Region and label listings
□ □ □ □ □

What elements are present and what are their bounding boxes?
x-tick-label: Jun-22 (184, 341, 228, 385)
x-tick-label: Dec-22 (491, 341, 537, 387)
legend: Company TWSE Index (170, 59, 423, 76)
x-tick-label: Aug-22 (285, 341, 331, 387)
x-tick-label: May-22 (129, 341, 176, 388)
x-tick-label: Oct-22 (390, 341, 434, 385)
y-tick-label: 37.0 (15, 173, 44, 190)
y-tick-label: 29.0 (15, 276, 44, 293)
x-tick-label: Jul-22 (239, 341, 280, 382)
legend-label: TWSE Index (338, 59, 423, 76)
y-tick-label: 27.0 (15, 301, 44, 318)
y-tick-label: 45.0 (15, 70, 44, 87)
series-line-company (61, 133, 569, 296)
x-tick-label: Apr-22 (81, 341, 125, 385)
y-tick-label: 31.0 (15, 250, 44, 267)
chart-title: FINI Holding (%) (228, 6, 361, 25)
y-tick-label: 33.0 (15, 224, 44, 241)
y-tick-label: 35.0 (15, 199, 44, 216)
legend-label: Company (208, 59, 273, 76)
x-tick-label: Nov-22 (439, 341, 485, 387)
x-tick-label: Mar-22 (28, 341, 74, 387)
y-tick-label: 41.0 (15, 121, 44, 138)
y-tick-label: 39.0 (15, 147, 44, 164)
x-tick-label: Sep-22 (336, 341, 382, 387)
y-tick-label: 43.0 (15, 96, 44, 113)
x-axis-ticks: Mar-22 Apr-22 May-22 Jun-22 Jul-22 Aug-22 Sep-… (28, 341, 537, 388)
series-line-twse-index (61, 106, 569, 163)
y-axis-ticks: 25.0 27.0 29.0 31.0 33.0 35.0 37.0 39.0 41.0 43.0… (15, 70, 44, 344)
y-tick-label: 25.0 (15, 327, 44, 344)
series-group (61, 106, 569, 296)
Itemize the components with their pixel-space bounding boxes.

□ □ □ □ □

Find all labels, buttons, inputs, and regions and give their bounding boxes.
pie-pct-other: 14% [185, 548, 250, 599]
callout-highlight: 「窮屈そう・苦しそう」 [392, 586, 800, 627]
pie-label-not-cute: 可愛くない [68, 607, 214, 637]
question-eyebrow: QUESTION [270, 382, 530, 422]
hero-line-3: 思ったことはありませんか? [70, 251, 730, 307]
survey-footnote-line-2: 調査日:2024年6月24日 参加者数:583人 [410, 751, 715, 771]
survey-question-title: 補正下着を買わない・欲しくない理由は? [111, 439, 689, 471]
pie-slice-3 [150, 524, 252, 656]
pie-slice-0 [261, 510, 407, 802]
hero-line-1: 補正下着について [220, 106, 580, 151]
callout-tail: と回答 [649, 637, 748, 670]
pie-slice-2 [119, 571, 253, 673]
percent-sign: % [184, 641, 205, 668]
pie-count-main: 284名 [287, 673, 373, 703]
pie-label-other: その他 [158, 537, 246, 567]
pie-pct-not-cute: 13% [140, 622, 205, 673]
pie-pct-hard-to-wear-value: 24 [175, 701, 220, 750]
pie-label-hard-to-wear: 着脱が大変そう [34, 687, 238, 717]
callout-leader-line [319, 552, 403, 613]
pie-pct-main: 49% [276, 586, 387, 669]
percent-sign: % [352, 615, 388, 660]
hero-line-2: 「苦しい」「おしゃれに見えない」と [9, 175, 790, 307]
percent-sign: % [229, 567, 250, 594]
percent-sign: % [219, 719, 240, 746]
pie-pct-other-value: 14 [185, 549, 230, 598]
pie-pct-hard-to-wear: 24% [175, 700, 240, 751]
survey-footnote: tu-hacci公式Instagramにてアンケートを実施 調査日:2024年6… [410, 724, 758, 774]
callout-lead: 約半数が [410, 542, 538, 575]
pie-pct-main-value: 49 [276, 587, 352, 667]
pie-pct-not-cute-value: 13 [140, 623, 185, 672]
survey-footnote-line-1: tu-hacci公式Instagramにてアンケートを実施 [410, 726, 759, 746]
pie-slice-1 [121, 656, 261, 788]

□ □ □ □ □

In the entries from the line with "What elements are" to the line with "y-tick-label: 27.0 (15, 301, 44, 318)", change "x-tick-label" to "x-axis-label" and leave everything else the same. Give back only those lines.

Task solution
What elements are present and what are their bounding boxes?
x-axis-label: Jun-22 (184, 341, 228, 385)
x-axis-label: Dec-22 (491, 341, 537, 387)
legend: Company TWSE Index (170, 59, 423, 76)
x-axis-label: Aug-22 (285, 341, 331, 387)
x-axis-label: May-22 (129, 341, 176, 388)
x-axis-label: Oct-22 (390, 341, 434, 385)
y-tick-label: 37.0 (15, 173, 44, 190)
y-tick-label: 29.0 (15, 276, 44, 293)
x-axis-label: Jul-22 (239, 341, 280, 382)
legend-label: TWSE Index (338, 59, 423, 76)
y-tick-label: 27.0 (15, 301, 44, 318)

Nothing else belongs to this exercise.